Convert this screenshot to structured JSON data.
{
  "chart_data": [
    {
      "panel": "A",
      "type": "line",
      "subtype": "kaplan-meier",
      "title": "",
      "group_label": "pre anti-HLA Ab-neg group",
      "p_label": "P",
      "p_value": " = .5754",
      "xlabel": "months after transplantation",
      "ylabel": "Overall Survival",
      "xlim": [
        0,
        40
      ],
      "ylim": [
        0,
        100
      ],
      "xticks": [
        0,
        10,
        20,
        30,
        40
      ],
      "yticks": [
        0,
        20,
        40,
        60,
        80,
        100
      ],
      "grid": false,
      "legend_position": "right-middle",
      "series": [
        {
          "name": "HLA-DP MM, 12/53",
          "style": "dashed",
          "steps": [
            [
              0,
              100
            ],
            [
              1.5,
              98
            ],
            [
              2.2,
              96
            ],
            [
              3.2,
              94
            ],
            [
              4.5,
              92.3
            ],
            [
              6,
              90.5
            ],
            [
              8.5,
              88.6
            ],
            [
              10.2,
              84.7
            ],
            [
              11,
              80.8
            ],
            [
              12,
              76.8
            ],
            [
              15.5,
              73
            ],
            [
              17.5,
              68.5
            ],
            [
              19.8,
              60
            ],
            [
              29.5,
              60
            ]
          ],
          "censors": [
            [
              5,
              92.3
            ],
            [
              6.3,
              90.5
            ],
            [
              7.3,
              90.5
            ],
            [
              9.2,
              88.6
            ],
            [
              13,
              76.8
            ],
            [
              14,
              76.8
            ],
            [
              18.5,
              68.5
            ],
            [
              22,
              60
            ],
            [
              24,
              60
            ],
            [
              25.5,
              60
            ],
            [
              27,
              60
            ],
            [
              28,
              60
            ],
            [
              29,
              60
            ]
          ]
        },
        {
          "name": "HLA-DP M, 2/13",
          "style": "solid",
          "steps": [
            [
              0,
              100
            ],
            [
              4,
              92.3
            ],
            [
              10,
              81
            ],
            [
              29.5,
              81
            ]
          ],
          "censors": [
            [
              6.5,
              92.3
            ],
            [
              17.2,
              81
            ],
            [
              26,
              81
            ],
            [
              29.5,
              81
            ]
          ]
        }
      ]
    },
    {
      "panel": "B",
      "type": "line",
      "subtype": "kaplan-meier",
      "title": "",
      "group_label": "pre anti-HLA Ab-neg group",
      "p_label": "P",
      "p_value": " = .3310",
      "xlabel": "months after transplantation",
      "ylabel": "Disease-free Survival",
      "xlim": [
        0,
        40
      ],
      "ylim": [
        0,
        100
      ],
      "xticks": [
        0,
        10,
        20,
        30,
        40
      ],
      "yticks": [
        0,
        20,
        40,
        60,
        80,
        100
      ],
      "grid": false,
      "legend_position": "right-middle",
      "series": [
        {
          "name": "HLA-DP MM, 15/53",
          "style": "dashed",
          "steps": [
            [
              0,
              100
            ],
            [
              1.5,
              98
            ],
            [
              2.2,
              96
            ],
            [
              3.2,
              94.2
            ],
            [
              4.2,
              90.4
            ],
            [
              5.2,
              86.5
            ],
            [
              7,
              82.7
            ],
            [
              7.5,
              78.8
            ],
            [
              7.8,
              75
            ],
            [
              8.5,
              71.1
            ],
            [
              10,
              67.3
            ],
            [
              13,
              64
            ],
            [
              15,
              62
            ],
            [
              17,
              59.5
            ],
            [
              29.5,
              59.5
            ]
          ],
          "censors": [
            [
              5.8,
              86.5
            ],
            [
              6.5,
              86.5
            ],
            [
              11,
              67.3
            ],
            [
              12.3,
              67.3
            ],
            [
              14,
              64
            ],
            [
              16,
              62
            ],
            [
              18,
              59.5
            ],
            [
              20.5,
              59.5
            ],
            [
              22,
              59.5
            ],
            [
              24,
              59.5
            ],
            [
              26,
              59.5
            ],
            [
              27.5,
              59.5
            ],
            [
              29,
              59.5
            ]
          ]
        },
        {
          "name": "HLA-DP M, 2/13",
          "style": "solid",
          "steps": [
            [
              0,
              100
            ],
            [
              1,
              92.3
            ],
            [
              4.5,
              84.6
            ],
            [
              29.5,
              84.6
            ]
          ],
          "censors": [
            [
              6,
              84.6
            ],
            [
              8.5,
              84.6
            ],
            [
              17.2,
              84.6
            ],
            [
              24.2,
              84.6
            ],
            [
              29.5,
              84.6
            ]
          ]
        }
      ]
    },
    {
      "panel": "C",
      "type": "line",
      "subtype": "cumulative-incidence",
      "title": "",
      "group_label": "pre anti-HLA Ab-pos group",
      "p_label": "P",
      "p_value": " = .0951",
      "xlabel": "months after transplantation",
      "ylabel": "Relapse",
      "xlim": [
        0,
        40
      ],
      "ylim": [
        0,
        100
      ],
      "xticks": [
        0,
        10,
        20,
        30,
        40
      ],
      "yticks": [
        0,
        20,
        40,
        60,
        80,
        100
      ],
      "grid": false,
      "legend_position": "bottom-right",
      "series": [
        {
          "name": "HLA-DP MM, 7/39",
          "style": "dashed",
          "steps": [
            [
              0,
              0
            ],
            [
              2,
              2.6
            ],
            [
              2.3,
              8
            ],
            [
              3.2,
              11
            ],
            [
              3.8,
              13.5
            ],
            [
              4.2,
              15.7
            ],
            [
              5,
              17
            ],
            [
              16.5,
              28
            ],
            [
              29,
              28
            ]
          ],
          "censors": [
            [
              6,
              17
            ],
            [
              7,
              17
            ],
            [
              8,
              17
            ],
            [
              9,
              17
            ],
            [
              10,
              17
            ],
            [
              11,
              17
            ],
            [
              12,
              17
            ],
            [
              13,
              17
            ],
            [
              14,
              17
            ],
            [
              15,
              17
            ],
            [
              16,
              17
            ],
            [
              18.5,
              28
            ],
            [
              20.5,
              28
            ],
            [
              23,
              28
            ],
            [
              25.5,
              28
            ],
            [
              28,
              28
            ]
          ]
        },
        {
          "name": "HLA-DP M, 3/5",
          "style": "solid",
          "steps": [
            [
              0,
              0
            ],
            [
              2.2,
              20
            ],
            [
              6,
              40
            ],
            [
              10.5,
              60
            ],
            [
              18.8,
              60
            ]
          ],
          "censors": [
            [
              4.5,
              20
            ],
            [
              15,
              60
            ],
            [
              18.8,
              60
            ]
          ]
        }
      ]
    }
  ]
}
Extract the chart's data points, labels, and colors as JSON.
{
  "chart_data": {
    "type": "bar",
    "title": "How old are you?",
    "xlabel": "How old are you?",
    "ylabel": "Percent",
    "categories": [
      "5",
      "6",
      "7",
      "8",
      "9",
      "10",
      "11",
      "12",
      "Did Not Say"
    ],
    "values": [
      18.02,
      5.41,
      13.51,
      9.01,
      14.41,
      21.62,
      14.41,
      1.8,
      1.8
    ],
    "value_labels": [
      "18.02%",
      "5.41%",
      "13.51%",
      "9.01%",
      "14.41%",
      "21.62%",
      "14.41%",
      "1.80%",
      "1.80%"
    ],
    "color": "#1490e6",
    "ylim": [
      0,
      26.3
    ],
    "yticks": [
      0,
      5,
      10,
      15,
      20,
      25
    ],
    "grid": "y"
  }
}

Problem requirements:
Take the entries and copy them out exactly.

Answer for the task:
Convert this screenshot to structured JSON data.
{
  "chart_data": [
    {
      "panel": "A",
      "type": "line",
      "subtype": "kaplan-meier",
      "title": "",
      "group_label": "pre anti-HLA Ab-neg group",
      "p_label": "P",
      "p_value": " = .5754",
      "xlabel": "months after transplantation",
      "ylabel": "Overall Survival",
      "xlim": [
        0,
        40
      ],
      "ylim": [
        0,
        100
      ],
      "xticks": [
        0,
        10,
        20,
        30,
        40
      ],
      "yticks": [
        0,
        20,
        40,
        60,
        80,
        100
      ],
      "grid": false,
      "legend_position": "right-middle",
      "series": [
        {
          "name": "HLA-DP MM, 12/53",
          "style": "dashed",
          "steps": [
            [
              0,
              100
            ],
            [
              1.5,
              98
            ],
            [
              2.2,
              96
            ],
            [
              3.2,
              94
            ],
            [
              4.5,
              92.3
            ],
            [
              6,
              90.5
            ],
            [
              8.5,
              88.6
            ],
            [
              10.2,
              84.7
            ],
            [
              11,
              80.8
            ],
            [
              12,
              76.8
            ],
            [
              15.5,
              73
            ],
            [
              17.5,
              68.5
            ],
            [
              19.8,
              60
            ],
            [
              29.5,
              60
            ]
          ],
          "censors": [
            [
              5,
              92.3
            ],
            [
              6.3,
              90.5
            ],
            [
              7.3,
              90.5
            ],
            [
              9.2,
              88.6
            ],
            [
              13,
              76.8
            ],
            [
              14,
              76.8
            ],
            [
              18.5,
              68.5
            ],
            [
              22,
              60
            ],
            [
              24,
              60
            ],
            [
              25.5,
              60
            ],
            [
              27,
              60
            ],
            [
              28,
              60
            ],
            [
              29,
              60
            ]
          ]
        },
        {
          "name": "HLA-DP M, 2/13",
          "style": "solid",
          "steps": [
            [
              0,
              100
            ],
            [
              4,
              92.3
            ],
            [
              10,
              81
            ],
            [
              29.5,
              81
            ]
          ],
          "censors": [
            [
              6.5,
              92.3
            ],
            [
              17.2,
              81
            ],
            [
              26,
              81
            ],
            [
              29.5,
              81
            ]
          ]
        }
      ]
    },
    {
      "panel": "B",
      "type": "line",
      "subtype": "kaplan-meier",
      "title": "",
      "group_label": "pre anti-HLA Ab-neg group",
      "p_label": "P",
      "p_value": " = .3310",
      "xlabel": "months after transplantation",
      "ylabel": "Disease-free Survival",
      "xlim": [
        0,
        40
      ],
      "ylim": [
        0,
        100
      ],
      "xticks": [
        0,
        10,
        20,
        30,
        40
      ],
      "yticks": [
        0,
        20,
        40,
        60,
        80,
        100
      ],
      "grid": false,
      "legend_position": "right-middle",
      "series": [
        {
          "name": "HLA-DP MM, 15/53",
          "style": "dashed",
          "steps": [
            [
              0,
              100
            ],
            [
              1.5,
              98
            ],
            [
              2.2,
              96
            ],
            [
              3.2,
              94.2
            ],
            [
              4.2,
              90.4
            ],
            [
              5.2,
              86.5
            ],
            [
              7,
              82.7
            ],
            [
              7.5,
              78.8
            ],
            [
              7.8,
              75
            ],
            [
              8.5,
              71.1
            ],
            [
              10,
              67.3
            ],
            [
              13,
              64
            ],
            [
              15,
              62
            ],
            [
              17,
              59.5
            ],
            [
              29.5,
              59.5
            ]
          ],
          "censors": [
            [
              5.8,
              86.5
            ],
            [
              6.5,
              86.5
            ],
            [
              11,
              67.3
            ],
            [
              12.3,
              67.3
            ],
            [
              14,
              64
            ],
            [
              16,
              62
            ],
            [
              18,
              59.5
            ],
            [
              20.5,
              59.5
            ],
            [
              22,
              59.5
            ],
            [
              24,
              59.5
            ],
            [
              26,
              59.5
            ],
            [
              27.5,
              59.5
            ],
            [
              29,
              59.5
            ]
          ]
        },
        {
          "name": "HLA-DP M, 2/13",
          "style": "solid",
          "steps": [
            [
              0,
              100
            ],
            [
              1,
              92.3
            ],
            [
              4.5,
              84.6
            ],
            [
              29.5,
              84.6
            ]
          ],
          "censors": [
            [
              6,
              84.6
            ],
            [
              8.5,
              84.6
            ],
            [
              17.2,
              84.6
            ],
            [
              24.2,
              84.6
            ],
            [
              29.5,
              84.6
            ]
          ]
        }
      ]
    },
    {
      "panel": "C",
      "type": "line",
      "subtype": "cumulative-incidence",
      "title": "",
      "group_label": "pre anti-HLA Ab-pos group",
      "p_label": "P",
      "p_value": " = .0951",
      "xlabel": "months after transplantation",
      "ylabel": "Relapse",
      "xlim": [
        0,
        40
      ],
      "ylim": [
        0,
        100
      ],
      "xticks": [
        0,
        10,
        20,
        30,
        40
      ],
      "yticks": [
        0,
        20,
        40,
        60,
        80,
        100
      ],
      "grid": false,
      "legend_position": "bottom-right",
      "series": [
        {
          "name": "HLA-DP MM, 7/39",
          "style": "dashed",
          "steps": [
            [
              0,
              0
            ],
            [
              2,
              2.6
            ],
            [
              2.3,
              8
            ],
            [
              3.2,
              11
            ],
            [
              3.8,
              13.5
            ],
            [
              4.2,
              15.7
            ],
            [
              5,
              17
            ],
            [
              16.5,
              28
            ],
            [
              29,
              28
            ]
          ],
          "censors": [
            [
              6,
              17
            ],
            [
              7,
              17
            ],
            [
              8,
              17
            ],
            [
              9,
              17
            ],
            [
              10,
              17
            ],
            [
              11,
              17
            ],
            [
              12,
              17
            ],
            [
              13,
              17
            ],
            [
              14,
              17
            ],
            [
              15,
              17
            ],
            [
              16,
              17
            ],
            [
              18.5,
              28
            ],
            [
              20.5,
              28
            ],
            [
              23,
              28
            ],
            [
              25.5,
              28
            ],
            [
              28,
              28
            ]
          ]
        },
        {
          "name": "HLA-DP M, 3/5",
          "style": "solid",
          "steps": [
            [
              0,
              0
            ],
            [
              2.2,
              20
            ],
            [
              6,
              40
            ],
            [
              10.5,
              60
            ],
            [
              18.8,
              60
            ]
          ],
          "censors": [
            [
              4.5,
              20
            ],
            [
              15,
              60
            ],
            [
              18.8,
              60
            ]
          ]
        }
      ]
    }
  ]
}
Extract the chart's data points, labels, and colors as JSON.
{
  "chart_data": {
    "type": "bar",
    "title": "How old are you?",
    "xlabel": "How old are you?",
    "ylabel": "Percent",
    "categories": [
      "5",
      "6",
      "7",
      "8",
      "9",
      "10",
      "11",
      "12",
      "Did Not Say"
    ],
    "values": [
      18.02,
      5.41,
      13.51,
      9.01,
      14.41,
      21.62,
      14.41,
      1.8,
      1.8
    ],
    "value_labels": [
      "18.02%",
      "5.41%",
      "13.51%",
      "9.01%",
      "14.41%",
      "21.62%",
      "14.41%",
      "1.80%",
      "1.80%"
    ],
    "color": "#1490e6",
    "ylim": [
      0,
      26.3
    ],
    "yticks": [
      0,
      5,
      10,
      15,
      20,
      25
    ],
    "grid": "y"
  }
}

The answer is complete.